Dataset records
## START

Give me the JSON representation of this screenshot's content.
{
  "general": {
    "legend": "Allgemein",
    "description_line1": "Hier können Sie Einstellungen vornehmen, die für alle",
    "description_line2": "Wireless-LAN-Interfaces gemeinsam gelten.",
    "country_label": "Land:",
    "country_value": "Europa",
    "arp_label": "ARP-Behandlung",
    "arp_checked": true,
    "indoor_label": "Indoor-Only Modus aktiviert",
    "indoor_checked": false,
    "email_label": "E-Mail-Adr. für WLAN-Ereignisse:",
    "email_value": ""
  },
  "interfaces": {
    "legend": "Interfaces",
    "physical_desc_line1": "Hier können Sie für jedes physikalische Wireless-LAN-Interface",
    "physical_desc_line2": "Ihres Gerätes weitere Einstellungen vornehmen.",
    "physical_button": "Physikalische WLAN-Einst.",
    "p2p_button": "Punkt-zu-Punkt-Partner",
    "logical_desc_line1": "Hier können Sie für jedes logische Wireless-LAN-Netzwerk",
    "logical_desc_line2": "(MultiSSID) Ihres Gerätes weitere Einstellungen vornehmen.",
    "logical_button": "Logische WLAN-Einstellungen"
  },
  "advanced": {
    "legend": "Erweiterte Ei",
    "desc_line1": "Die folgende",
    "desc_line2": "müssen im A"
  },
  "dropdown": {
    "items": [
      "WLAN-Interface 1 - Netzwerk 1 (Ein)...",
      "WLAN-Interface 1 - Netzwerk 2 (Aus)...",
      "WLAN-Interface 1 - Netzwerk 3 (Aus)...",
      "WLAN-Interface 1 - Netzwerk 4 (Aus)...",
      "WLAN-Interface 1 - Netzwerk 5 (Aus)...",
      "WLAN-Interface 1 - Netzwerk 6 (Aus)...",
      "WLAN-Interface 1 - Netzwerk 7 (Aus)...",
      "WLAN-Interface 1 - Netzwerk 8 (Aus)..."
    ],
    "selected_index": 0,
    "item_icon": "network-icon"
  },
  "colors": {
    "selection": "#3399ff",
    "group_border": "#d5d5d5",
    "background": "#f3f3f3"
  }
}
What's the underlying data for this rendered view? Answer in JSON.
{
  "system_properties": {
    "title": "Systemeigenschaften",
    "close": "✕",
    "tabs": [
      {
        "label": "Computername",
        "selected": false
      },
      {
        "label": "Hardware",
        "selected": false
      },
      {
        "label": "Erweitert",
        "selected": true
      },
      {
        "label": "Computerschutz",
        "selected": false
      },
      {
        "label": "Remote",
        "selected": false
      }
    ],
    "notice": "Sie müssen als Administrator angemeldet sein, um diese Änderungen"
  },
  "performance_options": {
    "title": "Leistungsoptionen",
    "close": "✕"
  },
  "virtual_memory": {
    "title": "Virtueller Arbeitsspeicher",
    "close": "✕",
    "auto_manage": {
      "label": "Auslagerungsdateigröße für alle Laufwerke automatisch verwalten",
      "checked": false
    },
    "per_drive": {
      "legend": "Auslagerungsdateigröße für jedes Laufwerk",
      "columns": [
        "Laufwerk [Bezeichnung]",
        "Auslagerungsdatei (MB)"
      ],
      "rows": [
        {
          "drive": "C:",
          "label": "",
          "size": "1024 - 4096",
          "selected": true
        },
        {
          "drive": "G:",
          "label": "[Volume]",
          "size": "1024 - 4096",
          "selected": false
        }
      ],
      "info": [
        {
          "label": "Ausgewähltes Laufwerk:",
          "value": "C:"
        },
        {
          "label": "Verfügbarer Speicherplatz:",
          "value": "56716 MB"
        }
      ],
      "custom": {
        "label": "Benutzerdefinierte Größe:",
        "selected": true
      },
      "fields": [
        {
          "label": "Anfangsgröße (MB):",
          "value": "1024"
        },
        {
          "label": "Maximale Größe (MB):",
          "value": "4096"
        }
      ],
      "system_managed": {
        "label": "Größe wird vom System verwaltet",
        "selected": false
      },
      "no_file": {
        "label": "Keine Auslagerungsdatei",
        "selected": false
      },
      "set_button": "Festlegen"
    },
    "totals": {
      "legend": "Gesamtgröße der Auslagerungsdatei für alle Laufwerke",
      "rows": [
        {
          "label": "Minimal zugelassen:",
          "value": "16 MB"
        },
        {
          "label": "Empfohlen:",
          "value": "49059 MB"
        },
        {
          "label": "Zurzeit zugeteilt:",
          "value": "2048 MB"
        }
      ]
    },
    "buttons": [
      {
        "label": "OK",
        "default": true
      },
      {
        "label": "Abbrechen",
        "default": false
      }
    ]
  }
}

## END

• _Set problem_
Please copy out each record, character for character.

• _Task solution_
Give me the JSON representation of this screenshot's content.
{
  "general": {
    "legend": "Allgemein",
    "description_line1": "Hier können Sie Einstellungen vornehmen, die für alle",
    "description_line2": "Wireless-LAN-Interfaces gemeinsam gelten.",
    "country_label": "Land:",
    "country_value": "Europa",
    "arp_label": "ARP-Behandlung",
    "arp_checked": true,
    "indoor_label": "Indoor-Only Modus aktiviert",
    "indoor_checked": false,
    "email_label": "E-Mail-Adr. für WLAN-Ereignisse:",
    "email_value": ""
  },
  "interfaces": {
    "legend": "Interfaces",
    "physical_desc_line1": "Hier können Sie für jedes physikalische Wireless-LAN-Interface",
    "physical_desc_line2": "Ihres Gerätes weitere Einstellungen vornehmen.",
    "physical_button": "Physikalische WLAN-Einst.",
    "p2p_button": "Punkt-zu-Punkt-Partner",
    "logical_desc_line1": "Hier können Sie für jedes logische Wireless-LAN-Netzwerk",
    "logical_desc_line2": "(MultiSSID) Ihres Gerätes weitere Einstellungen vornehmen.",
    "logical_button": "Logische WLAN-Einstellungen"
  },
  "advanced": {
    "legend": "Erweiterte Ei",
    "desc_line1": "Die folgende",
    "desc_line2": "müssen im A"
  },
  "dropdown": {
    "items": [
      "WLAN-Interface 1 - Netzwerk 1 (Ein)...",
      "WLAN-Interface 1 - Netzwerk 2 (Aus)...",
      "WLAN-Interface 1 - Netzwerk 3 (Aus)...",
      "WLAN-Interface 1 - Netzwerk 4 (Aus)...",
      "WLAN-Interface 1 - Netzwerk 5 (Aus)...",
      "WLAN-Interface 1 - Netzwerk 6 (Aus)...",
      "WLAN-Interface 1 - Netzwerk 7 (Aus)...",
      "WLAN-Interface 1 - Netzwerk 8 (Aus)..."
    ],
    "selected_index": 0,
    "item_icon": "network-icon"
  },
  "colors": {
    "selection": "#3399ff",
    "group_border": "#d5d5d5",
    "background": "#f3f3f3"
  }
}
What's the underlying data for this rendered view? Answer in JSON.
{
  "system_properties": {
    "title": "Systemeigenschaften",
    "close": "✕",
    "tabs": [
      {
        "label": "Computername",
        "selected": false
      },
      {
        "label": "Hardware",
        "selected": false
      },
      {
        "label": "Erweitert",
        "selected": true
      },
      {
        "label": "Computerschutz",
        "selected": false
      },
      {
        "label": "Remote",
        "selected": false
      }
    ],
    "notice": "Sie müssen als Administrator angemeldet sein, um diese Änderungen"
  },
  "performance_options": {
    "title": "Leistungsoptionen",
    "close": "✕"
  },
  "virtual_memory": {
    "title": "Virtueller Arbeitsspeicher",
    "close": "✕",
    "auto_manage": {
      "label": "Auslagerungsdateigröße für alle Laufwerke automatisch verwalten",
      "checked": false
    },
    "per_drive": {
      "legend": "Auslagerungsdateigröße für jedes Laufwerk",
      "columns": [
        "Laufwerk [Bezeichnung]",
        "Auslagerungsdatei (MB)"
      ],
      "rows": [
        {
          "drive": "C:",
          "label": "",
          "size": "1024 - 4096",
          "selected": true
        },
        {
          "drive": "G:",
          "label": "[Volume]",
          "size": "1024 - 4096",
          "selected": false
        }
      ],
      "info": [
        {
          "label": "Ausgewähltes Laufwerk:",
          "value": "C:"
        },
        {
          "label": "Verfügbarer Speicherplatz:",
          "value": "56716 MB"
        }
      ],
      "custom": {
        "label": "Benutzerdefinierte Größe:",
        "selected": true
      },
      "fields": [
        {
          "label": "Anfangsgröße (MB):",
          "value": "1024"
        },
        {
          "label": "Maximale Größe (MB):",
          "value": "4096"
        }
      ],
      "system_managed": {
        "label": "Größe wird vom System verwaltet",
        "selected": false
      },
      "no_file": {
        "label": "Keine Auslagerungsdatei",
        "selected": false
      },
      "set_button": "Festlegen"
    },
    "totals": {
      "legend": "Gesamtgröße der Auslagerungsdatei für alle Laufwerke",
      "rows": [
        {
          "label": "Minimal zugelassen:",
          "value": "16 MB"
        },
        {
          "label": "Empfohlen:",
          "value": "49059 MB"
        },
        {
          "label": "Zurzeit zugeteilt:",
          "value": "2048 MB"
        }
      ]
    },
    "buttons": [
      {
        "label": "OK",
        "default": true
      },
      {
        "label": "Abbrechen",
        "default": false
      }
    ]
  }
}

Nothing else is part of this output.